> _PASSAGE PROVIDED_
# Cop guns down deaf, old Native American.



## bdave (21 Dec 2010)

Didn't see this posted anywhere; it probably doesn't belong here.
This is just so shocking and abysmal that I feel I have to post it.
Not trying to stir the pot. I'm just putting it out there.

http://www.youtube.com/watch?v=D1VKo6-m27c&feature=player_embedded


----------



## Thompson_JM (21 Dec 2010)

Hard to speculate with no footage of the actual incident there..

All we have is the Audio soundtrack which clearly has the officer stating "Put the knife down"

I think until official reports come out, anything said in regards to this is pure speculation.


----------



## Brutus (21 Dec 2010)

Tommy said:
			
		

> Hard to speculate with no footage of the actual incident there..
> 
> All we have is the Audio soundtrack which clearly has the officer stating "Put the knife down"
> 
> I think until official reports come out, anything said in regards to this is pure speculation.



According to news sources, the carver is a deaf (partially) native man from BC, his knife was 3 inches long (legal), and was found folded by back up officers (and not open as originally stated by the officer that did the shooting). There is a public inquiry into this in January and the officer has been told to surender his sidearm and badge pending the hearing.

http://www.seattlepi.com/local/432014_williams18.html?source=mypi


----------



## Container (21 Dec 2010)

I believe the police officer from the incident was released from the service for some other behavior issues. If I recall correctly anyways.

I havent watched the footage again, but I can assure you that one of the things people know nothing about when it comes to use of force is that there is zero tolerance involved with knives. Common training includes that under 21 feet of distance between an officer and a person with a knife can be crossed at so fast a rate that you can expect to be stabbed by anyone motivated to get to you. Obstacles, cover, and shoot if they continue to close the reactionary gap.

Of course situational factors can change this up, like a carver with a kinfe and a piece of wood. Just like I dont shoot hunters in the woods when I need to talk to them and they are carrying rifles.

But again Ill have to watch the video later.


----------



## Container (21 Dec 2010)

It very well could have been closed when he was shot, or it could have been closed when he fell, or he closed it when he was approaching the police and they didnt notice it. You'd have to know more than we do for that to mean anything.

> _ENTRIES SUPPLIED_
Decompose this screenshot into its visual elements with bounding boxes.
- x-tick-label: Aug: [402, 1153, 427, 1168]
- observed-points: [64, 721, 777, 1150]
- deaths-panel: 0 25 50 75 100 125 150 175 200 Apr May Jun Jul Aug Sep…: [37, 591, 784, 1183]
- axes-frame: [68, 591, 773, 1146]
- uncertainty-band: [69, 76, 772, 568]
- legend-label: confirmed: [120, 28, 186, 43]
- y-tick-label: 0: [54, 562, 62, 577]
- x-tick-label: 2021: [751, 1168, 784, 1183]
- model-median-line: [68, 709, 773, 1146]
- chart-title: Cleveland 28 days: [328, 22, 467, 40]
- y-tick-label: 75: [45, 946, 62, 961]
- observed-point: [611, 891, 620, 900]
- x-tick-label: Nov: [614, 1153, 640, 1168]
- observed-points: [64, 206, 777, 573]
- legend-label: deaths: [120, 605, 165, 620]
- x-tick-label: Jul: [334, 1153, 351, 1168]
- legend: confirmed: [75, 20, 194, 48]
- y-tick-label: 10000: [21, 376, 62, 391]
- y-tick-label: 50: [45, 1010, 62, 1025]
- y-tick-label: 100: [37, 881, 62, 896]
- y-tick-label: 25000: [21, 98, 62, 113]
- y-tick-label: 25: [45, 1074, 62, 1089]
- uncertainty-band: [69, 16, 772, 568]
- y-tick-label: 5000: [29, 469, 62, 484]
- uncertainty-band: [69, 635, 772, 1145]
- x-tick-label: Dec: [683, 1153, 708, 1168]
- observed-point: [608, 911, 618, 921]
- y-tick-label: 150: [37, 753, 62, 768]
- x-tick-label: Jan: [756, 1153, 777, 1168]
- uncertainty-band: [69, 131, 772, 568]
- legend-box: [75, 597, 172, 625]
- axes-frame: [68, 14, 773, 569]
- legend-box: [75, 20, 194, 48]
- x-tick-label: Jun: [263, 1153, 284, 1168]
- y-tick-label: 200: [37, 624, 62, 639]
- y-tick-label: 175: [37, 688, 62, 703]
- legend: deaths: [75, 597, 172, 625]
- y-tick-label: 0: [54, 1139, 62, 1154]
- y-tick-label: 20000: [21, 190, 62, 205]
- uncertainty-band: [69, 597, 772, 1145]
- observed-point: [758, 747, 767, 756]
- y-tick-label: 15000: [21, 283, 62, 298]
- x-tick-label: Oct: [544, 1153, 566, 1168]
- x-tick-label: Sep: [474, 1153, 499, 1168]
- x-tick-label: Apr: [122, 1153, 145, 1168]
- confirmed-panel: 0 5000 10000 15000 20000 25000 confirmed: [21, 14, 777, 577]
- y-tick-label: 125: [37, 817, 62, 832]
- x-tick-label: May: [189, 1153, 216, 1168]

> _YOUR GOAL_
From the forum thread about the police shooting of the carver, write out the passage from "Of course situational" up to and including "the video later." word for word.

> _ANSWER TO THE TASK_
Of course situational factors can change this up, like a carver with a kinfe and a piece of wood. Just like I dont shoot hunters in the woods when I need to talk to them and they are carrying rifles.

But again Ill have to watch the video later.